— begin —

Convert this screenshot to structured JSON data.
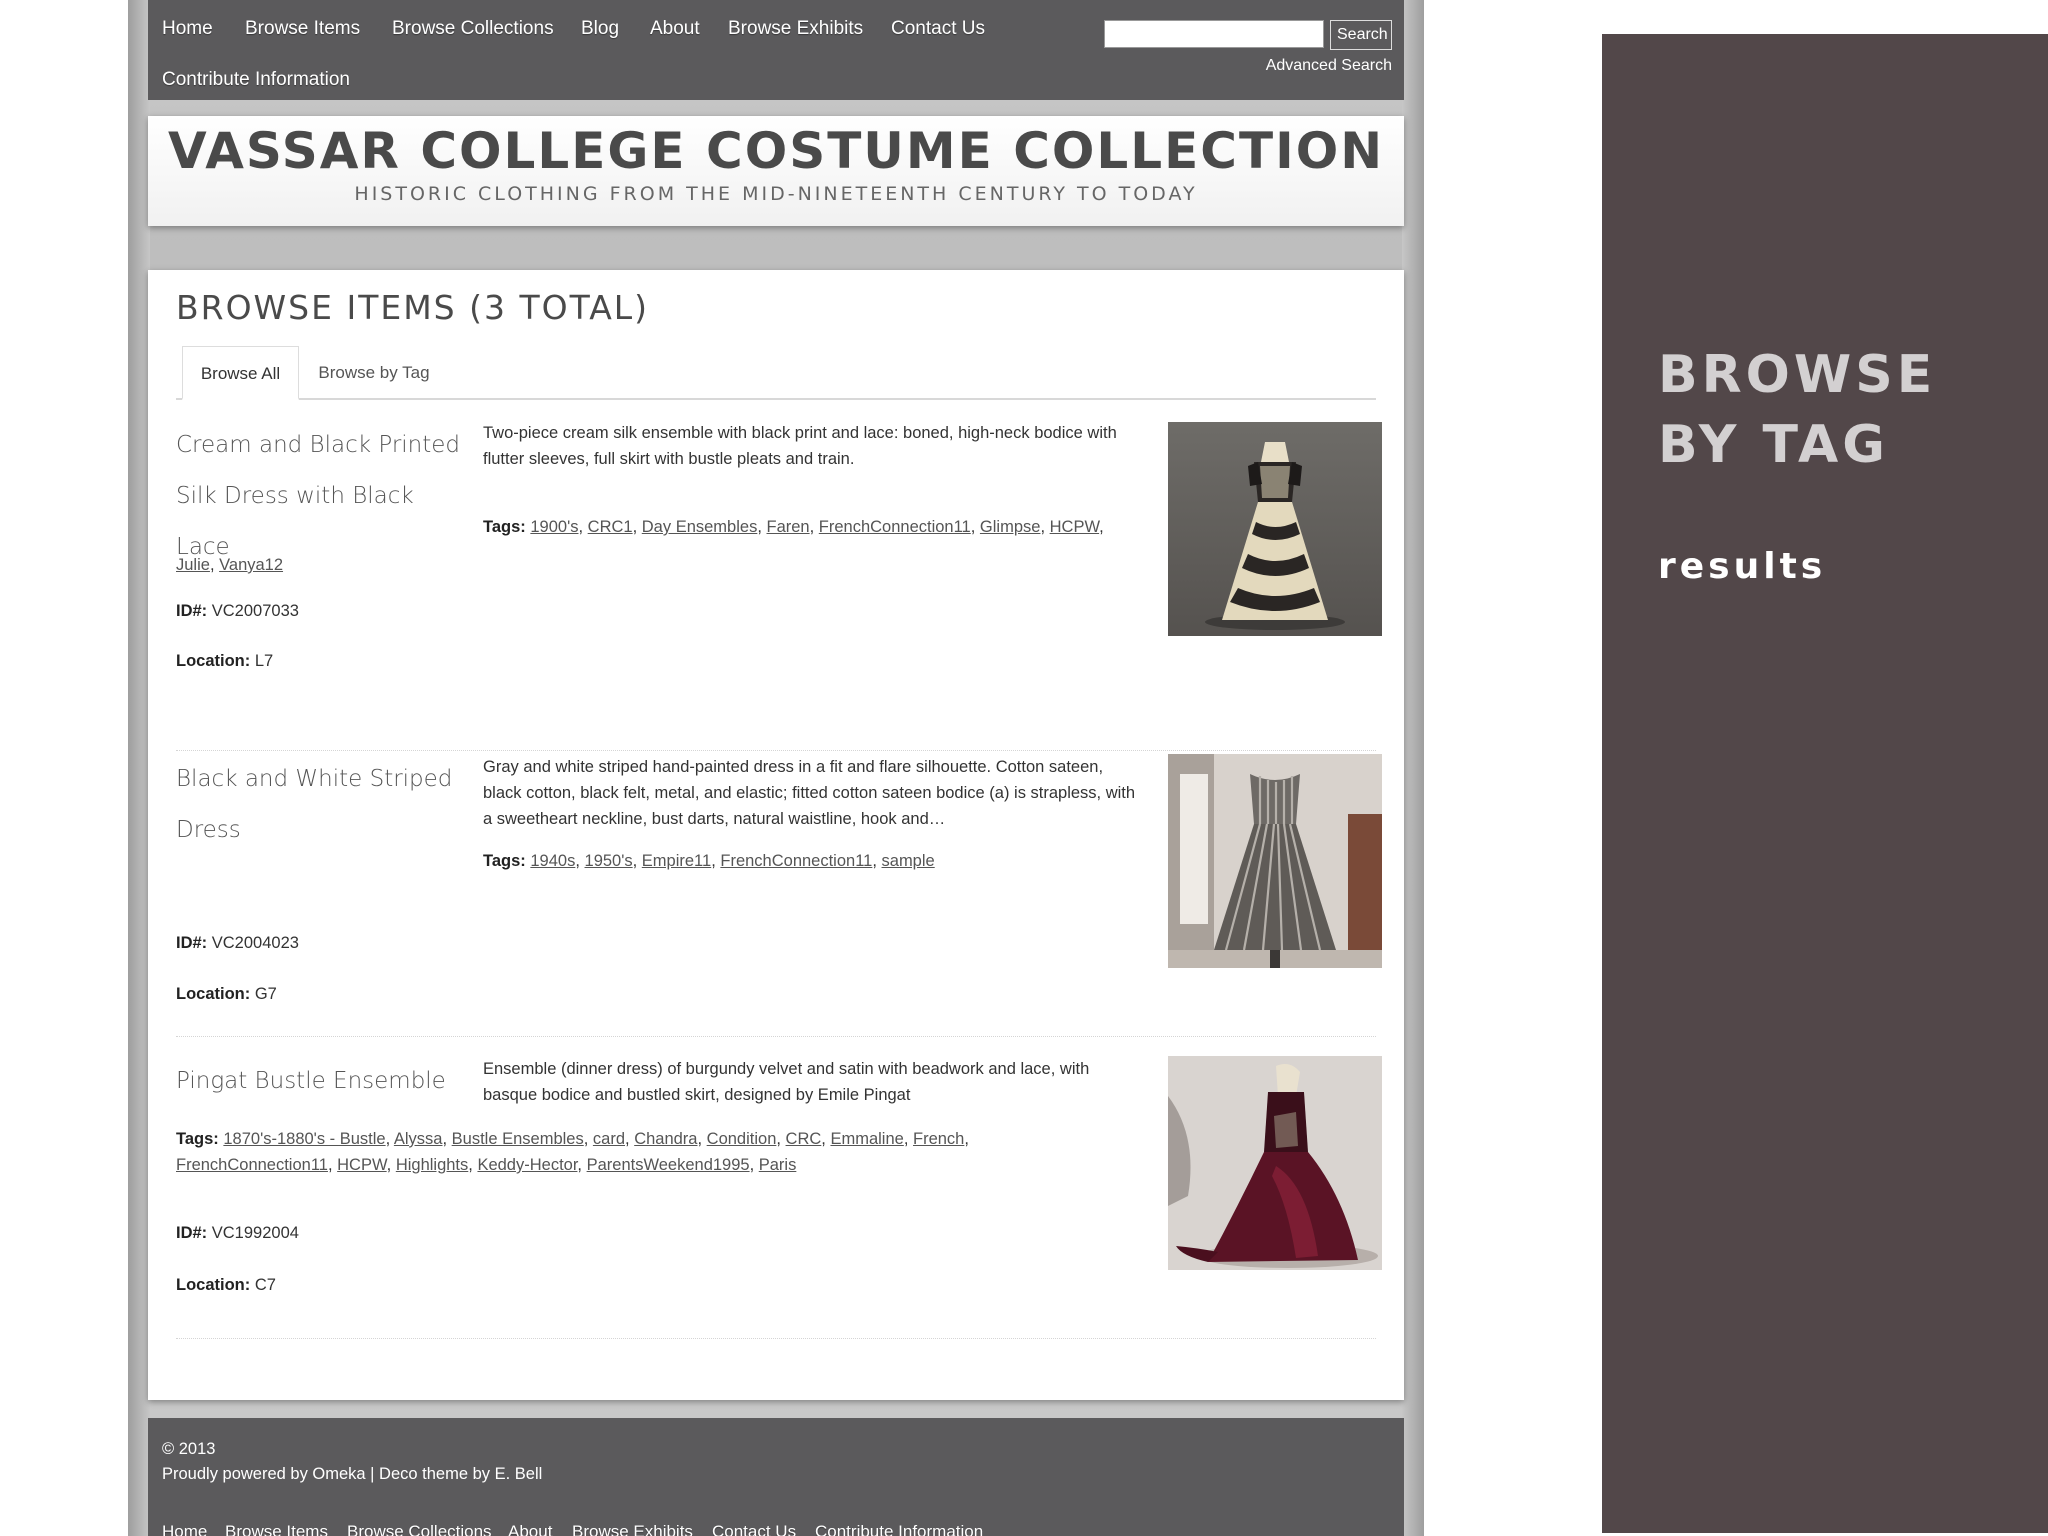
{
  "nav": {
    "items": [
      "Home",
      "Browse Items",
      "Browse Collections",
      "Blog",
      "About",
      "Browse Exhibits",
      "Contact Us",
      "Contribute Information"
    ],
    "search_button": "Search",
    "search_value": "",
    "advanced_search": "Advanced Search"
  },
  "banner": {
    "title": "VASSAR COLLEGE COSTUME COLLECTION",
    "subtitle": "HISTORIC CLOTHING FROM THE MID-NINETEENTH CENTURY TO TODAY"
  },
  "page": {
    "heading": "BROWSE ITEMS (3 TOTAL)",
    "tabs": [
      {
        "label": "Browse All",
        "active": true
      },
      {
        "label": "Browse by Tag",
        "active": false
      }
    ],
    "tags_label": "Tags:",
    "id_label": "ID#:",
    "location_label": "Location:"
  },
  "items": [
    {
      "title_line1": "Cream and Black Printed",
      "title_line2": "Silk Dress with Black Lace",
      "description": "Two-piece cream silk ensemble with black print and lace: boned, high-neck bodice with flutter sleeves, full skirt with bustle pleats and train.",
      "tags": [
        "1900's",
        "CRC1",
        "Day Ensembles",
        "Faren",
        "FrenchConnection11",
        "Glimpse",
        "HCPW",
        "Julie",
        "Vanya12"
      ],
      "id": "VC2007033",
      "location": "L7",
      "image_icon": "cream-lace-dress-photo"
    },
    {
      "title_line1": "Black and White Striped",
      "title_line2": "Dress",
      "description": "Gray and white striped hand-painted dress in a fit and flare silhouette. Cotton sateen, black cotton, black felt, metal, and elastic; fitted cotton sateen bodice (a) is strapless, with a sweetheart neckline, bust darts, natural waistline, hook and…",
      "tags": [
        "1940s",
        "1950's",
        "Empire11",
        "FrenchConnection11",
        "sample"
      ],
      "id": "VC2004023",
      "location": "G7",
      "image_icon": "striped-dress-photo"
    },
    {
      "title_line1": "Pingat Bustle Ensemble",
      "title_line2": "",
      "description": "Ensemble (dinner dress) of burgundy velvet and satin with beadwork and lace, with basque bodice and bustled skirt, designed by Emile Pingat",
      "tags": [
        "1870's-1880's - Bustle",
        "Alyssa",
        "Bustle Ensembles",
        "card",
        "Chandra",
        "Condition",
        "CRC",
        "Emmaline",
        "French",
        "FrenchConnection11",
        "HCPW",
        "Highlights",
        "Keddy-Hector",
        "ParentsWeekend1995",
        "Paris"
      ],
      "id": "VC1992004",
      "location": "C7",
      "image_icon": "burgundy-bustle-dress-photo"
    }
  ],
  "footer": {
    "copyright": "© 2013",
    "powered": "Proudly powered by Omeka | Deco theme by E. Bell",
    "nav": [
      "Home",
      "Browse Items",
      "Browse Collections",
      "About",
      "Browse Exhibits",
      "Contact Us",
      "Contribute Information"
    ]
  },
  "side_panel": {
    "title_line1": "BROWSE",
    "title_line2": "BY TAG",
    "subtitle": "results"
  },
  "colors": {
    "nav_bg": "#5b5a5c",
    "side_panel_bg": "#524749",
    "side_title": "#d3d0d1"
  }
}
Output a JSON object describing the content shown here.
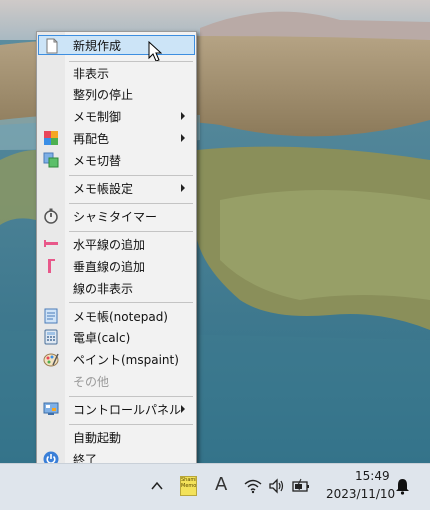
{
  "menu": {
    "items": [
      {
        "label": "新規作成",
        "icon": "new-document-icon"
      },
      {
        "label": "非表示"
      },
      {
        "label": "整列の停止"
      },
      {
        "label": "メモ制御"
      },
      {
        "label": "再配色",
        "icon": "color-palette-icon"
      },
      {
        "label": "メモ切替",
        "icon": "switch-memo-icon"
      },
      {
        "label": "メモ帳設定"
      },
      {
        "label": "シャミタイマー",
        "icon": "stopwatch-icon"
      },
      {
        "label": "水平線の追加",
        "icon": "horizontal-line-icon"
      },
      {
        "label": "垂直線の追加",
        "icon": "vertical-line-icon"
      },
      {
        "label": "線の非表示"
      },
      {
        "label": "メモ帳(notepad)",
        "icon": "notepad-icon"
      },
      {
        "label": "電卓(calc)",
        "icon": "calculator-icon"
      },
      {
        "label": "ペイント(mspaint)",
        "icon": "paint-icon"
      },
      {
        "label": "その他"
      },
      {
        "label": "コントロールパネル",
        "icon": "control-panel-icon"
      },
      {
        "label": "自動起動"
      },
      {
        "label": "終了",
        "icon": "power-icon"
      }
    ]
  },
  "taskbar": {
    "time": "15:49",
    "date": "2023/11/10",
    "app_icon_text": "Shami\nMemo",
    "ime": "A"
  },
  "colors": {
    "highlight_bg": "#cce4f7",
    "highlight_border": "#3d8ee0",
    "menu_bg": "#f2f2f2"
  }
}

— end —

DIRECTIONS FOR THIS TASK: Repeat each entry precisely as it appears. Leave the pictures out.

ANSWER FOR THIS EXERCISE:
Convert this screenshot to structured JSON data.
{
  "nav": {
    "items": [
      "Home",
      "Browse Items",
      "Browse Collections",
      "Blog",
      "About",
      "Browse Exhibits",
      "Contact Us",
      "Contribute Information"
    ],
    "search_button": "Search",
    "search_value": "",
    "advanced_search": "Advanced Search"
  },
  "banner": {
    "title": "VASSAR COLLEGE COSTUME COLLECTION",
    "subtitle": "HISTORIC CLOTHING FROM THE MID-NINETEENTH CENTURY TO TODAY"
  },
  "page": {
    "heading": "BROWSE ITEMS (3 TOTAL)",
    "tabs": [
      {
        "label": "Browse All",
        "active": true
      },
      {
        "label": "Browse by Tag",
        "active": false
      }
    ],
    "tags_label": "Tags:",
    "id_label": "ID#:",
    "location_label": "Location:"
  },
  "items": [
    {
      "title_line1": "Cream and Black Printed",
      "title_line2": "Silk Dress with Black Lace",
      "description": "Two-piece cream silk ensemble with black print and lace: boned, high-neck bodice with flutter sleeves, full skirt with bustle pleats and train.",
      "tags": [
        "1900's",
        "CRC1",
        "Day Ensembles",
        "Faren",
        "FrenchConnection11",
        "Glimpse",
        "HCPW",
        "Julie",
        "Vanya12"
      ],
      "id": "VC2007033",
      "location": "L7",
      "image_icon": "cream-lace-dress-photo"
    },
    {
      "title_line1": "Black and White Striped",
      "title_line2": "Dress",
      "description": "Gray and white striped hand-painted dress in a fit and flare silhouette. Cotton sateen, black cotton, black felt, metal, and elastic; fitted cotton sateen bodice (a) is strapless, with a sweetheart neckline, bust darts, natural waistline, hook and…",
      "tags": [
        "1940s",
        "1950's",
        "Empire11",
        "FrenchConnection11",
        "sample"
      ],
      "id": "VC2004023",
      "location": "G7",
      "image_icon": "striped-dress-photo"
    },
    {
      "title_line1": "Pingat Bustle Ensemble",
      "title_line2": "",
      "description": "Ensemble (dinner dress) of burgundy velvet and satin with beadwork and lace, with basque bodice and bustled skirt, designed by Emile Pingat",
      "tags": [
        "1870's-1880's - Bustle",
        "Alyssa",
        "Bustle Ensembles",
        "card",
        "Chandra",
        "Condition",
        "CRC",
        "Emmaline",
        "French",
        "FrenchConnection11",
        "HCPW",
        "Highlights",
        "Keddy-Hector",
        "ParentsWeekend1995",
        "Paris"
      ],
      "id": "VC1992004",
      "location": "C7",
      "image_icon": "burgundy-bustle-dress-photo"
    }
  ],
  "footer": {
    "copyright": "© 2013",
    "powered": "Proudly powered by Omeka | Deco theme by E. Bell",
    "nav": [
      "Home",
      "Browse Items",
      "Browse Collections",
      "About",
      "Browse Exhibits",
      "Contact Us",
      "Contribute Information"
    ]
  },
  "side_panel": {
    "title_line1": "BROWSE",
    "title_line2": "BY TAG",
    "subtitle": "results"
  },
  "colors": {
    "nav_bg": "#5b5a5c",
    "side_panel_bg": "#524749",
    "side_title": "#d3d0d1"
  }
}
Output a JSON object describing the content shown here.
{
  "menu": {
    "items": [
      {
        "label": "新規作成",
        "icon": "new-document-icon"
      },
      {
        "label": "非表示"
      },
      {
        "label": "整列の停止"
      },
      {
        "label": "メモ制御"
      },
      {
        "label": "再配色",
        "icon": "color-palette-icon"
      },
      {
        "label": "メモ切替",
        "icon": "switch-memo-icon"
      },
      {
        "label": "メモ帳設定"
      },
      {
        "label": "シャミタイマー",
        "icon": "stopwatch-icon"
      },
      {
        "label": "水平線の追加",
        "icon": "horizontal-line-icon"
      },
      {
        "label": "垂直線の追加",
        "icon": "vertical-line-icon"
      },
      {
        "label": "線の非表示"
      },
      {
        "label": "メモ帳(notepad)",
        "icon": "notepad-icon"
      },
      {
        "label": "電卓(calc)",
        "icon": "calculator-icon"
      },
      {
        "label": "ペイント(mspaint)",
        "icon": "paint-icon"
      },
      {
        "label": "その他"
      },
      {
        "label": "コントロールパネル",
        "icon": "control-panel-icon"
      },
      {
        "label": "自動起動"
      },
      {
        "label": "終了",
        "icon": "power-icon"
      }
    ]
  },
  "taskbar": {
    "time": "15:49",
    "date": "2023/11/10",
    "app_icon_text": "Shami\nMemo",
    "ime": "A"
  },
  "colors": {
    "highlight_bg": "#cce4f7",
    "highlight_border": "#3d8ee0",
    "menu_bg": "#f2f2f2"
  }
}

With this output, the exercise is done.